▸ **GIVEN PROBLEM 1**: From the comics interview, reproduce the passage starting at "How did you" and ending at "getting in touch.".
▸ **GIVEN PROBLEM 2**: Translate this sentence from the comics interview into Spanish: "The art’s by Al Davison and he brought a wonderful humanity to the characters, which is so important for a short."

>> BEGIN GIVEN TEXT

Vertigo! How did this come about?

I gave Shelly Bond a copy of Death Sentence at Bristol and she really liked the tone and voice we’ve developed. She invited me to pitch some stuff and it rolled from there. They’ve been great to work for, so far.

What can we expect from the short story and where and when is it available?

Originality: It's a an idea I've never seen before, and it’s told in an a unique way. So if you like dunking your brain in an ocean of freshness you should definitely check it out. The art’s by Al Davison and he brought a wonderful humanity to the characters, which is so important for a short. You have to make readers care about the characters very quickly, and I fell in love with Al’s drawings as soon as I saw them. It’s in the Vertigo Cyan anthology May 1st with other stories from Fabio Moon, Jock, Lee Garbett and others.

How did you get the X-Men gig? You are really are becoming comic royalty aren't you?

Far from it. I'm a small time creator doing independent work. It's a sign of the times that the gap between comics like ours and the big mainstream publishers has narrowed so much. Not just sales, but the art styles and voices are a lot more varied and interesting than they used to be across the board. It means there's a place in comics for oddballs like me. Marvel editors are switched on to all kinds of new stuff. So it just came around from them all reading Death Sentence and then getting in touch.

The X-Men annual is all about Storm. Is it nice having the one character to work on or do you prefer the various story arcs of multiple characters?

>> END GIVEN TEXT
>> BEGIN DATASET EXTRACT

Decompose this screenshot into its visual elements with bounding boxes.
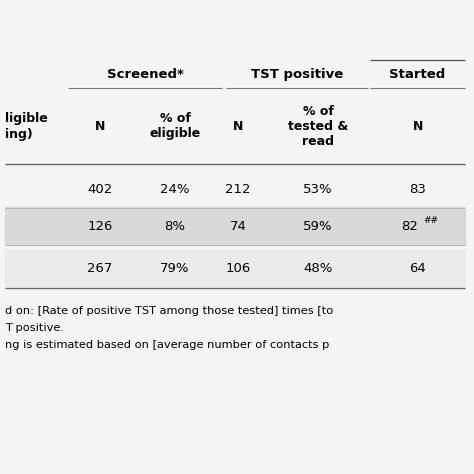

>> END DATASET EXTRACT

▸ **EXERCISE OUTPUT 1**:
How did you get the X-Men gig? You are really are becoming comic royalty aren't you?

Far from it. I'm a small time creator doing independent work. It's a sign of the times that the gap between comics like ours and the big mainstream publishers has narrowed so much. Not just sales, but the art styles and voices are a lot more varied and interesting than they used to be across the board. It means there's a place in comics for oddballs like me. Marvel editors are switched on to all kinds of new stuff. So it just came around from them all reading Death Sentence and then getting in touch.

▸ **EXERCISE OUTPUT 2**: El arte es de Al Davison, y él aportó una humanidad maravillosa a los personajes, algo muy importante en una historia corta.